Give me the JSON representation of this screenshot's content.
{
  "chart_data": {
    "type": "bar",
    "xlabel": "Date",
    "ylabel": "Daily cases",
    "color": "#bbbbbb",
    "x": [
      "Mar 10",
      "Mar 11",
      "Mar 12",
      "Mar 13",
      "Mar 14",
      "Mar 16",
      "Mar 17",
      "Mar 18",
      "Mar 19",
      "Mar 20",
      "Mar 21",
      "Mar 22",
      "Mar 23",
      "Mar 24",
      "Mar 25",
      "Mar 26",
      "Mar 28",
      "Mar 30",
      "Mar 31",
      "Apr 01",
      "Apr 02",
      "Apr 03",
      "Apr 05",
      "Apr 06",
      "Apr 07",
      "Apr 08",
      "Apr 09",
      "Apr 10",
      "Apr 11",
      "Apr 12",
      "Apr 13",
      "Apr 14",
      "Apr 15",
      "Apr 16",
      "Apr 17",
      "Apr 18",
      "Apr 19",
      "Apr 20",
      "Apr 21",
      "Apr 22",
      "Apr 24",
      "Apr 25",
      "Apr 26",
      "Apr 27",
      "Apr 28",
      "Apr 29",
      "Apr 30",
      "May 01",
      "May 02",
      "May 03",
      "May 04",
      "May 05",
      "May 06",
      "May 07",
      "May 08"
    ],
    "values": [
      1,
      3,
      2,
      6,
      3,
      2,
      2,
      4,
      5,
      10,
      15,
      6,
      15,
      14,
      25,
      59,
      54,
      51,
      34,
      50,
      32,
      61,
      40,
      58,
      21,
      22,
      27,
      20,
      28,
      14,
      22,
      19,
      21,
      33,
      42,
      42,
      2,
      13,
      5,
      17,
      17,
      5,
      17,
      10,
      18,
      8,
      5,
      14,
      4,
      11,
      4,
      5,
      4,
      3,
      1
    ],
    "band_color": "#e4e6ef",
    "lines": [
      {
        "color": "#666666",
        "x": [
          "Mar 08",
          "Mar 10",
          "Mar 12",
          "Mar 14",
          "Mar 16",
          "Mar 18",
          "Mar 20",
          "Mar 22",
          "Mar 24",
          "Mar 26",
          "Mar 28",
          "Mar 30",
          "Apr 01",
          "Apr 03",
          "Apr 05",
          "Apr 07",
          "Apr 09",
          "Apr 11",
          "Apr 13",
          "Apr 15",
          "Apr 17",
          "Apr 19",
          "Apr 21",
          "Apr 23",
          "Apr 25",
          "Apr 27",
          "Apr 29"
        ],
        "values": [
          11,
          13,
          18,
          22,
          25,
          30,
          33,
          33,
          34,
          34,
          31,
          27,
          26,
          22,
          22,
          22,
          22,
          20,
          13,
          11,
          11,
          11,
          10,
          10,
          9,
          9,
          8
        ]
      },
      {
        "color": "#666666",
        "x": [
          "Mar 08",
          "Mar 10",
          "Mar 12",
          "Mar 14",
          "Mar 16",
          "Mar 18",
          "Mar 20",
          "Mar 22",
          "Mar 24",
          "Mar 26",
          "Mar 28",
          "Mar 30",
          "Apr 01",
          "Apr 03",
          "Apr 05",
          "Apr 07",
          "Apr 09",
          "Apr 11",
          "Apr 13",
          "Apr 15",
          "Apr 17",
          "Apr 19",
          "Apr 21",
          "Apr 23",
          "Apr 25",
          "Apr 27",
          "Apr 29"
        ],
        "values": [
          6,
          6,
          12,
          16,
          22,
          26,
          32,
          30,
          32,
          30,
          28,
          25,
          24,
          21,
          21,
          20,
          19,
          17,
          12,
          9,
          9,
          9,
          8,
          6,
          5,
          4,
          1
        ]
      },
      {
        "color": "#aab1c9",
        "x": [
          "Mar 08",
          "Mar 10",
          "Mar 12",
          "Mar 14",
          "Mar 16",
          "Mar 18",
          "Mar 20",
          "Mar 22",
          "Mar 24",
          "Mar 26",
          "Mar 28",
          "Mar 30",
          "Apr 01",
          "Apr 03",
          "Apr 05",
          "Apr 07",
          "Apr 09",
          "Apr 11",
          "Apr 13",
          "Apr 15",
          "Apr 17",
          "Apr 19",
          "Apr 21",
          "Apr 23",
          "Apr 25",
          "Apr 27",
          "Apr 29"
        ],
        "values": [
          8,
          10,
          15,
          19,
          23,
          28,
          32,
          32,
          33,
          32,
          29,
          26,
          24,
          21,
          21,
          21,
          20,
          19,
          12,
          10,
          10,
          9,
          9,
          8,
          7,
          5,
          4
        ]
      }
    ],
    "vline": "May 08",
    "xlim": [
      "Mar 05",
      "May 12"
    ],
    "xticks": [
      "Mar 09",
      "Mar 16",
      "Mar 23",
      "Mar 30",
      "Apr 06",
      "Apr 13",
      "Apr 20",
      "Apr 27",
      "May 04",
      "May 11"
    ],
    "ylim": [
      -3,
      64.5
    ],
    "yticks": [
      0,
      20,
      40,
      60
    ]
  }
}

____________

- [Task to carry out]: Please set down each line of the records exactly as given.

- [Solution for this problem]:
Give me the JSON representation of this screenshot's content.
{
  "chart_data": {
    "type": "bar",
    "xlabel": "Date",
    "ylabel": "Daily cases",
    "color": "#bbbbbb",
    "x": [
      "Mar 10",
      "Mar 11",
      "Mar 12",
      "Mar 13",
      "Mar 14",
      "Mar 16",
      "Mar 17",
      "Mar 18",
      "Mar 19",
      "Mar 20",
      "Mar 21",
      "Mar 22",
      "Mar 23",
      "Mar 24",
      "Mar 25",
      "Mar 26",
      "Mar 28",
      "Mar 30",
      "Mar 31",
      "Apr 01",
      "Apr 02",
      "Apr 03",
      "Apr 05",
      "Apr 06",
      "Apr 07",
      "Apr 08",
      "Apr 09",
      "Apr 10",
      "Apr 11",
      "Apr 12",
      "Apr 13",
      "Apr 14",
      "Apr 15",
      "Apr 16",
      "Apr 17",
      "Apr 18",
      "Apr 19",
      "Apr 20",
      "Apr 21",
      "Apr 22",
      "Apr 24",
      "Apr 25",
      "Apr 26",
      "Apr 27",
      "Apr 28",
      "Apr 29",
      "Apr 30",
      "May 01",
      "May 02",
      "May 03",
      "May 04",
      "May 05",
      "May 06",
      "May 07",
      "May 08"
    ],
    "values": [
      1,
      3,
      2,
      6,
      3,
      2,
      2,
      4,
      5,
      10,
      15,
      6,
      15,
      14,
      25,
      59,
      54,
      51,
      34,
      50,
      32,
      61,
      40,
      58,
      21,
      22,
      27,
      20,
      28,
      14,
      22,
      19,
      21,
      33,
      42,
      42,
      2,
      13,
      5,
      17,
      17,
      5,
      17,
      10,
      18,
      8,
      5,
      14,
      4,
      11,
      4,
      5,
      4,
      3,
      1
    ],
    "band_color": "#e4e6ef",
    "lines": [
      {
        "color": "#666666",
        "x": [
          "Mar 08",
          "Mar 10",
          "Mar 12",
          "Mar 14",
          "Mar 16",
          "Mar 18",
          "Mar 20",
          "Mar 22",
          "Mar 24",
          "Mar 26",
          "Mar 28",
          "Mar 30",
          "Apr 01",
          "Apr 03",
          "Apr 05",
          "Apr 07",
          "Apr 09",
          "Apr 11",
          "Apr 13",
          "Apr 15",
          "Apr 17",
          "Apr 19",
          "Apr 21",
          "Apr 23",
          "Apr 25",
          "Apr 27",
          "Apr 29"
        ],
        "values": [
          11,
          13,
          18,
          22,
          25,
          30,
          33,
          33,
          34,
          34,
          31,
          27,
          26,
          22,
          22,
          22,
          22,
          20,
          13,
          11,
          11,
          11,
          10,
          10,
          9,
          9,
          8
        ]
      },
      {
        "color": "#666666",
        "x": [
          "Mar 08",
          "Mar 10",
          "Mar 12",
          "Mar 14",
          "Mar 16",
          "Mar 18",
          "Mar 20",
          "Mar 22",
          "Mar 24",
          "Mar 26",
          "Mar 28",
          "Mar 30",
          "Apr 01",
          "Apr 03",
          "Apr 05",
          "Apr 07",
          "Apr 09",
          "Apr 11",
          "Apr 13",
          "Apr 15",
          "Apr 17",
          "Apr 19",
          "Apr 21",
          "Apr 23",
          "Apr 25",
          "Apr 27",
          "Apr 29"
        ],
        "values": [
          6,
          6,
          12,
          16,
          22,
          26,
          32,
          30,
          32,
          30,
          28,
          25,
          24,
          21,
          21,
          20,
          19,
          17,
          12,
          9,
          9,
          9,
          8,
          6,
          5,
          4,
          1
        ]
      },
      {
        "color": "#aab1c9",
        "x": [
          "Mar 08",
          "Mar 10",
          "Mar 12",
          "Mar 14",
          "Mar 16",
          "Mar 18",
          "Mar 20",
          "Mar 22",
          "Mar 24",
          "Mar 26",
          "Mar 28",
          "Mar 30",
          "Apr 01",
          "Apr 03",
          "Apr 05",
          "Apr 07",
          "Apr 09",
          "Apr 11",
          "Apr 13",
          "Apr 15",
          "Apr 17",
          "Apr 19",
          "Apr 21",
          "Apr 23",
          "Apr 25",
          "Apr 27",
          "Apr 29"
        ],
        "values": [
          8,
          10,
          15,
          19,
          23,
          28,
          32,
          32,
          33,
          32,
          29,
          26,
          24,
          21,
          21,
          21,
          20,
          19,
          12,
          10,
          10,
          9,
          9,
          8,
          7,
          5,
          4
        ]
      }
    ],
    "vline": "May 08",
    "xlim": [
      "Mar 05",
      "May 12"
    ],
    "xticks": [
      "Mar 09",
      "Mar 16",
      "Mar 23",
      "Mar 30",
      "Apr 06",
      "Apr 13",
      "Apr 20",
      "Apr 27",
      "May 04",
      "May 11"
    ],
    "ylim": [
      -3,
      64.5
    ],
    "yticks": [
      0,
      20,
      40,
      60
    ]
  }
}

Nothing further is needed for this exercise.